── Dataset records
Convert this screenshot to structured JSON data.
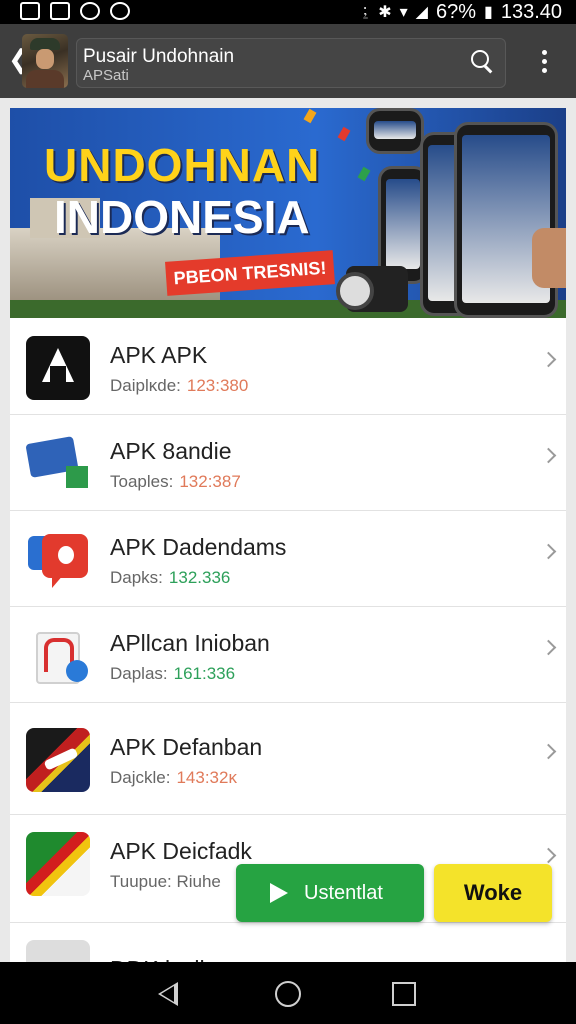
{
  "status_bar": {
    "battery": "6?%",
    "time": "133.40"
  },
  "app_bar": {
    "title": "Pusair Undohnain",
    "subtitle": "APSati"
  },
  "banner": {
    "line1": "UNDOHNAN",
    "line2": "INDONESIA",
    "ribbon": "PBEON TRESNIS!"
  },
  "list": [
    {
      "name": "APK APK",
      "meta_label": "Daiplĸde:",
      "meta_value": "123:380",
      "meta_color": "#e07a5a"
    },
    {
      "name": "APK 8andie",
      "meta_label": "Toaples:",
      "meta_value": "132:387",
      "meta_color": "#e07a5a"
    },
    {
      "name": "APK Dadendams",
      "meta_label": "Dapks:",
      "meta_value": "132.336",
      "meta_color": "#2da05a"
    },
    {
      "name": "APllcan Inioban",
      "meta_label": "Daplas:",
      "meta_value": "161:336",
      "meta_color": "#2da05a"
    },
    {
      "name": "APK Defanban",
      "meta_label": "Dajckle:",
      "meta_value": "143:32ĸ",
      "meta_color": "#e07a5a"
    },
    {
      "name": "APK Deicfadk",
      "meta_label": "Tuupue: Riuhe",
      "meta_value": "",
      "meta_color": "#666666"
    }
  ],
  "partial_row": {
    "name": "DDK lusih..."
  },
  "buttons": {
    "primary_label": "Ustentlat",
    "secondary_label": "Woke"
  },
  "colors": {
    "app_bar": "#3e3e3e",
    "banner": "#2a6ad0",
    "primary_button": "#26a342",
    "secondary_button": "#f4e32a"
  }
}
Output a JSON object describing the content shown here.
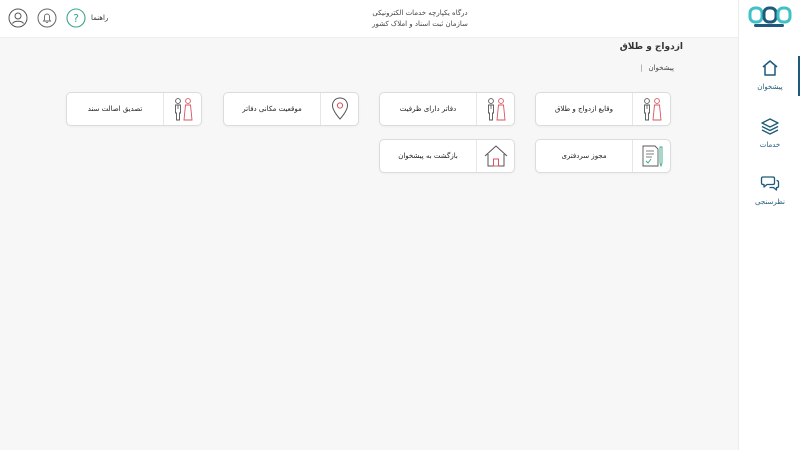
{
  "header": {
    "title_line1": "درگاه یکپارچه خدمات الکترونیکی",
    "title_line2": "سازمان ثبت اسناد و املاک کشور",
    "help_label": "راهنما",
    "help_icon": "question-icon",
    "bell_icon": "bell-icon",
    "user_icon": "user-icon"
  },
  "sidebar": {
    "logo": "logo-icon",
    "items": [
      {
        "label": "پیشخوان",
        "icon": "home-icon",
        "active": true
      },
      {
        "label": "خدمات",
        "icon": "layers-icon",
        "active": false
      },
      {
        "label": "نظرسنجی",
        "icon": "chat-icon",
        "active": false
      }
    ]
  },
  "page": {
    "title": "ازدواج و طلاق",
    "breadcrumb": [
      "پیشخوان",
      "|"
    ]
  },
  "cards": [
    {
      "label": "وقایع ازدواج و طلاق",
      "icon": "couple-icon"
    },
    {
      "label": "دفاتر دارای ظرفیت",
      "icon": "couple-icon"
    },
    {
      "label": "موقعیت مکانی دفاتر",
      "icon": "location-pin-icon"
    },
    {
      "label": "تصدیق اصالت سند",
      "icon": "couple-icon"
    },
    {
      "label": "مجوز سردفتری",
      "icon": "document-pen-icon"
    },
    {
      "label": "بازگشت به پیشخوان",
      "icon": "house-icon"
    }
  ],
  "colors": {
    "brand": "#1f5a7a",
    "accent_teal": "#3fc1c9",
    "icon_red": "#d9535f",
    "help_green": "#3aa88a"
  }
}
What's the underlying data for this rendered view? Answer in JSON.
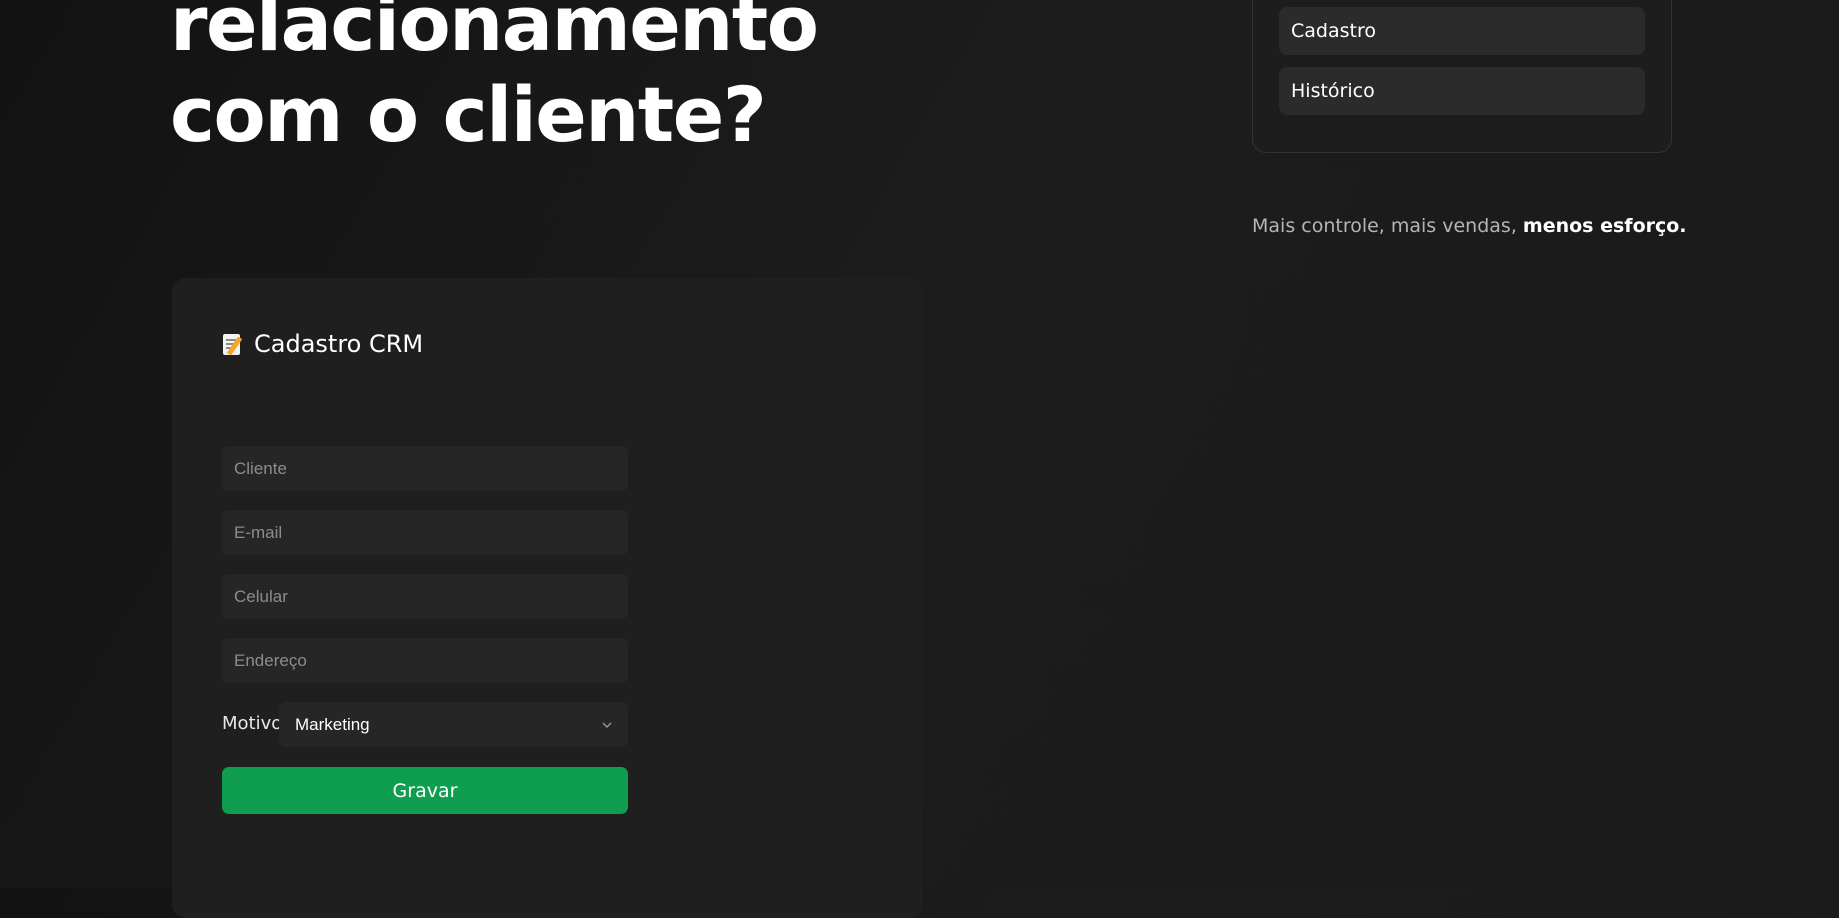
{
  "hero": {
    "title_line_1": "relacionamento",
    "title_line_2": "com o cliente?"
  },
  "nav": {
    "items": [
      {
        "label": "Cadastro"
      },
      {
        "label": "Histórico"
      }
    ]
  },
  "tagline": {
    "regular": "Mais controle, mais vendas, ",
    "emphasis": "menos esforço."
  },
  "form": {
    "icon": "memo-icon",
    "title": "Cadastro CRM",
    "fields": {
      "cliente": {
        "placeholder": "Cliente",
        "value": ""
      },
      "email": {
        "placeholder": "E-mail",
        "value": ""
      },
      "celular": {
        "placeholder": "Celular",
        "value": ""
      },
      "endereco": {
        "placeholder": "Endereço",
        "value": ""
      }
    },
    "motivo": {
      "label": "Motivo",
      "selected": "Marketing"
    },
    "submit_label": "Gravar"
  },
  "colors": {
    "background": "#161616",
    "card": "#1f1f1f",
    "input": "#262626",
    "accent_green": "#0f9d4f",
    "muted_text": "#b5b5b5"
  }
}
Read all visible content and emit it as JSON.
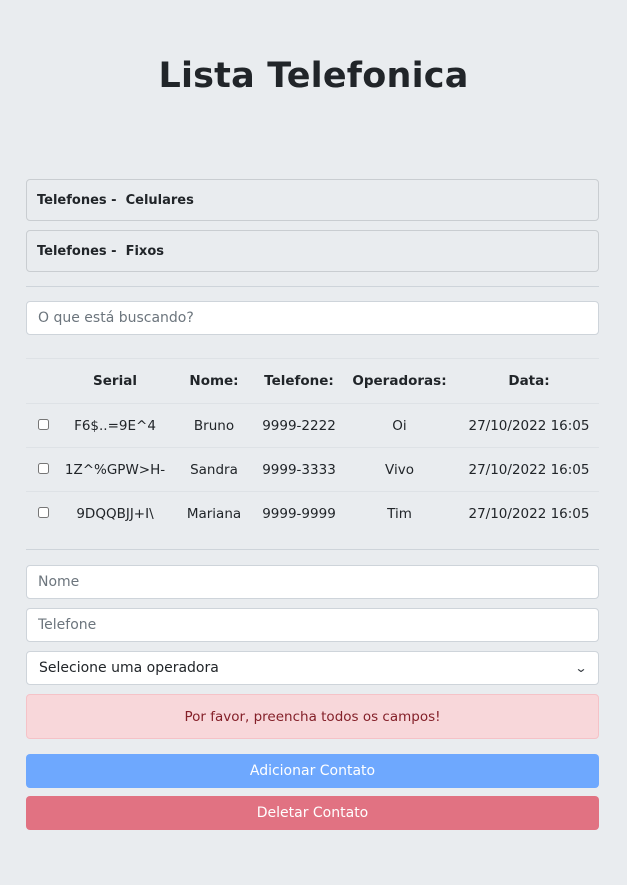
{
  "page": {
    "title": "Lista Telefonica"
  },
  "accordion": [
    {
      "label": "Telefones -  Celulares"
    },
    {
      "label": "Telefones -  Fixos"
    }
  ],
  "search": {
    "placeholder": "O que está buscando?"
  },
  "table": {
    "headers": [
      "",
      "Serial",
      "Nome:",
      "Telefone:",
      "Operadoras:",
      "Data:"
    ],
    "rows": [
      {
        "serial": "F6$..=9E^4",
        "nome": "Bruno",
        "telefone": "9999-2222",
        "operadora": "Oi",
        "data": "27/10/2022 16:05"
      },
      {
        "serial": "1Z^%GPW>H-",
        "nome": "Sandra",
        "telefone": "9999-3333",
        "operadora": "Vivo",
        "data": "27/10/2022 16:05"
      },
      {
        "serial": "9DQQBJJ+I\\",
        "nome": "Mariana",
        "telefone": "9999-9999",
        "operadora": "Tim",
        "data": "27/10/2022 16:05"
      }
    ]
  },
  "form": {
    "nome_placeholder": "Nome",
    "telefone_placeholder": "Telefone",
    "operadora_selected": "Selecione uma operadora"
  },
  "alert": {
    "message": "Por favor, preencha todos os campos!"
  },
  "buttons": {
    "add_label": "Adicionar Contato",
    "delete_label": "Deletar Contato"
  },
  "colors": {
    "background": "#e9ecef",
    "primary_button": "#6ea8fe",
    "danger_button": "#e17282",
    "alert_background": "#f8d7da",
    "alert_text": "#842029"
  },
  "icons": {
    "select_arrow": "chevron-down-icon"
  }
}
────
> Brief
Determine the number of lines containing "خدمات". Write only that number.

> Written response
2